-- start of DATASET ROWS --

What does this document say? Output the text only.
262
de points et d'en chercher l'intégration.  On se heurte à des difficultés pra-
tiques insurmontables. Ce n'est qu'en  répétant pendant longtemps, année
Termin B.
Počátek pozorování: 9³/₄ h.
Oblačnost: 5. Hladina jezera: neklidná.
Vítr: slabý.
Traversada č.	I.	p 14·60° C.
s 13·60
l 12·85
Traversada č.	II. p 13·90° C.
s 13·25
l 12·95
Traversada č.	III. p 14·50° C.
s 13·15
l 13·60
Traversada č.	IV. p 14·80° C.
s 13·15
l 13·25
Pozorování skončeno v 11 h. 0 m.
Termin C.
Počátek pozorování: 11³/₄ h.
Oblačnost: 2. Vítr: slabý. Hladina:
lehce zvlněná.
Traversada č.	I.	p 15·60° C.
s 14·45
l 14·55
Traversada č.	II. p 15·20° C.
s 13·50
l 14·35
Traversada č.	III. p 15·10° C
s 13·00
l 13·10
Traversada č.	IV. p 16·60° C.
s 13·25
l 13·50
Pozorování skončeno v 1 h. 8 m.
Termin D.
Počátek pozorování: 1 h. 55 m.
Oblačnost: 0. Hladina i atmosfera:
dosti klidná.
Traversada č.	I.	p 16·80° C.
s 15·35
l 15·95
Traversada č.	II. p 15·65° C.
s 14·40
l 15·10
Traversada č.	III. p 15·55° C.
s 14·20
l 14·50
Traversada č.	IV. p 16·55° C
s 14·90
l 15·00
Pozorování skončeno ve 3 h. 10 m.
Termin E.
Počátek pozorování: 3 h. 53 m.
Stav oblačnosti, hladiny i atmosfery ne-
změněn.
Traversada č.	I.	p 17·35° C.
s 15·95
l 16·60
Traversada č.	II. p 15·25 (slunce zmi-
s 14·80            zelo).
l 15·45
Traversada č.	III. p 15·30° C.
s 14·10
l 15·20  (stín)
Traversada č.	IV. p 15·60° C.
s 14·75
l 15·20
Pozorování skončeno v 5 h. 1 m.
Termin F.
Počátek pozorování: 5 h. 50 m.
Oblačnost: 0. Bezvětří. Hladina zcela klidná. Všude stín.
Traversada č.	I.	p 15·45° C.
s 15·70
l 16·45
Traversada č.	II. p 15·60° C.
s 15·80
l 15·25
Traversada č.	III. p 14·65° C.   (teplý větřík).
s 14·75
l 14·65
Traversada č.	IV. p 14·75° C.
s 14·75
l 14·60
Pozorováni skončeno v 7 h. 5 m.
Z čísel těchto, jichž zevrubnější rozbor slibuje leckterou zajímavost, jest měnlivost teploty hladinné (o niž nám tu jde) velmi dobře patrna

-- end of DATASET ROWS --

WORK TO COMPLETE: The records above must be output exactly, in full.

REPLY:
What does this document say? Output the text only.
262
de points et d'en chercher l'intégration.  On se heurte à des difficultés pra-
tiques insurmontables. Ce n'est qu'en  répétant pendant longtemps, année
Termin B.
Počátek pozorování: 9³/₄ h.
Oblačnost: 5. Hladina jezera: neklidná.
Vítr: slabý.
Traversada č.	I.	p 14·60° C.
s 13·60
l 12·85
Traversada č.	II. p 13·90° C.
s 13·25
l 12·95
Traversada č.	III. p 14·50° C.
s 13·15
l 13·60
Traversada č.	IV. p 14·80° C.
s 13·15
l 13·25
Pozorování skončeno v 11 h. 0 m.
Termin C.
Počátek pozorování: 11³/₄ h.
Oblačnost: 2. Vítr: slabý. Hladina:
lehce zvlněná.
Traversada č.	I.	p 15·60° C.
s 14·45
l 14·55
Traversada č.	II. p 15·20° C.
s 13·50
l 14·35
Traversada č.	III. p 15·10° C
s 13·00
l 13·10
Traversada č.	IV. p 16·60° C.
s 13·25
l 13·50
Pozorování skončeno v 1 h. 8 m.
Termin D.
Počátek pozorování: 1 h. 55 m.
Oblačnost: 0. Hladina i atmosfera:
dosti klidná.
Traversada č.	I.	p 16·80° C.
s 15·35
l 15·95
Traversada č.	II. p 15·65° C.
s 14·40
l 15·10
Traversada č.	III. p 15·55° C.
s 14·20
l 14·50
Traversada č.	IV. p 16·55° C
s 14·90
l 15·00
Pozorování skončeno ve 3 h. 10 m.
Termin E.
Počátek pozorování: 3 h. 53 m.
Stav oblačnosti, hladiny i atmosfery ne-
změněn.
Traversada č.	I.	p 17·35° C.
s 15·95
l 16·60
Traversada č.	II. p 15·25 (slunce zmi-
s 14·80            zelo).
l 15·45
Traversada č.	III. p 15·30° C.
s 14·10
l 15·20  (stín)
Traversada č.	IV. p 15·60° C.
s 14·75
l 15·20
Pozorování skončeno v 5 h. 1 m.
Termin F.
Počátek pozorování: 5 h. 50 m.
Oblačnost: 0. Bezvětří. Hladina zcela klidná. Všude stín.
Traversada č.	I.	p 15·45° C.
s 15·70
l 16·45
Traversada č.	II. p 15·60° C.
s 15·80
l 15·25
Traversada č.	III. p 14·65° C.   (teplý větřík).
s 14·75
l 14·65
Traversada č.	IV. p 14·75° C.
s 14·75
l 14·60
Pozorováni skončeno v 7 h. 5 m.
Z čísel těchto, jichž zevrubnější rozbor slibuje leckterou zajímavost, jest měnlivost teploty hladinné (o niž nám tu jde) velmi dobře patrna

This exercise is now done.